Problem statement ->
Print out the entries below with no edits.

Data for this task ->

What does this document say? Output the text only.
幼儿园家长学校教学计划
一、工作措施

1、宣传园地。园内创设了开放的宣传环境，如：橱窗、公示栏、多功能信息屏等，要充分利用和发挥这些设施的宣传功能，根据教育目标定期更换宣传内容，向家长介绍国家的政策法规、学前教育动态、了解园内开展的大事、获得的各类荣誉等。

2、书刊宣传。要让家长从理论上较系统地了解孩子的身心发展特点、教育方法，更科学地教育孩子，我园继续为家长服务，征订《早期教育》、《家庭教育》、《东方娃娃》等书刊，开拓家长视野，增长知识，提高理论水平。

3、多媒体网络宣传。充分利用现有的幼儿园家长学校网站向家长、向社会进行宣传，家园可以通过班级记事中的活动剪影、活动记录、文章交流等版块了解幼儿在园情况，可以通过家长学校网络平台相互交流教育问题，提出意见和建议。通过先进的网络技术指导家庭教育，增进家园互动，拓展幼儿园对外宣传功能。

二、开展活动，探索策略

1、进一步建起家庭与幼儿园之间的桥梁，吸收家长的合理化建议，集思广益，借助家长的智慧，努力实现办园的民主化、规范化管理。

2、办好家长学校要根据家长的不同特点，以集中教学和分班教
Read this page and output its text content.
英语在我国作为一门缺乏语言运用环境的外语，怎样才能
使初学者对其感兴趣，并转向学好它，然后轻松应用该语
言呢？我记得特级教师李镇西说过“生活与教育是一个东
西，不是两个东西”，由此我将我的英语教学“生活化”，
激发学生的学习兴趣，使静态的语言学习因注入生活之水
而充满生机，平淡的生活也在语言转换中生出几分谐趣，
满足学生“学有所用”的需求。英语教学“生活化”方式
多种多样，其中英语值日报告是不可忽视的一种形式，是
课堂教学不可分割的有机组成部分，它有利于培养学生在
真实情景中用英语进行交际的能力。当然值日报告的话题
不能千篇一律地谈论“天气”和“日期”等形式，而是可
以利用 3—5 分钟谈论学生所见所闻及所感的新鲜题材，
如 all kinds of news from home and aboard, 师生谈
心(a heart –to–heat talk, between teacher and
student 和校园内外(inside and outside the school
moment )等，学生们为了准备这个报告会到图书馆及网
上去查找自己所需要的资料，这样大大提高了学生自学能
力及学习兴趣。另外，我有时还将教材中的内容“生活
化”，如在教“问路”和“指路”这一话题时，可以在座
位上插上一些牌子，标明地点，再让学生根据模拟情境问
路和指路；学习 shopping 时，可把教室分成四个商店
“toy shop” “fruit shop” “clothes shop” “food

Exercise answer ->
What does this document say? Output the text only.
幼儿园家长学校教学计划
一、工作措施

1、宣传园地。园内创设了开放的宣传环境，如：橱窗、公示栏、多功能信息屏等，要充分利用和发挥这些设施的宣传功能，根据教育目标定期更换宣传内容，向家长介绍国家的政策法规、学前教育动态、了解园内开展的大事、获得的各类荣誉等。

2、书刊宣传。要让家长从理论上较系统地了解孩子的身心发展特点、教育方法，更科学地教育孩子，我园继续为家长服务，征订《早期教育》、《家庭教育》、《东方娃娃》等书刊，开拓家长视野，增长知识，提高理论水平。

3、多媒体网络宣传。充分利用现有的幼儿园家长学校网站向家长、向社会进行宣传，家园可以通过班级记事中的活动剪影、活动记录、文章交流等版块了解幼儿在园情况，可以通过家长学校网络平台相互交流教育问题，提出意见和建议。通过先进的网络技术指导家庭教育，增进家园互动，拓展幼儿园对外宣传功能。

二、开展活动，探索策略

1、进一步建起家庭与幼儿园之间的桥梁，吸收家长的合理化建议，集思广益，借助家长的智慧，努力实现办园的民主化、规范化管理。

2、办好家长学校要根据家长的不同特点，以集中教学和分班教
Read this page and output its text content.
英语在我国作为一门缺乏语言运用环境的外语，怎样才能
使初学者对其感兴趣，并转向学好它，然后轻松应用该语
言呢？我记得特级教师李镇西说过“生活与教育是一个东
西，不是两个东西”，由此我将我的英语教学“生活化”，
激发学生的学习兴趣，使静态的语言学习因注入生活之水
而充满生机，平淡的生活也在语言转换中生出几分谐趣，
满足学生“学有所用”的需求。英语教学“生活化”方式
多种多样，其中英语值日报告是不可忽视的一种形式，是
课堂教学不可分割的有机组成部分，它有利于培养学生在
真实情景中用英语进行交际的能力。当然值日报告的话题
不能千篇一律地谈论“天气”和“日期”等形式，而是可
以利用 3—5 分钟谈论学生所见所闻及所感的新鲜题材，
如 all kinds of news from home and aboard, 师生谈
心(a heart –to–heat talk, between teacher and
student 和校园内外(inside and outside the school
moment )等，学生们为了准备这个报告会到图书馆及网
上去查找自己所需要的资料，这样大大提高了学生自学能
力及学习兴趣。另外，我有时还将教材中的内容“生活
化”，如在教“问路”和“指路”这一话题时，可以在座
位上插上一些牌子，标明地点，再让学生根据模拟情境问
路和指路；学习 shopping 时，可把教室分成四个商店
“toy shop” “fruit shop” “clothes shop” “food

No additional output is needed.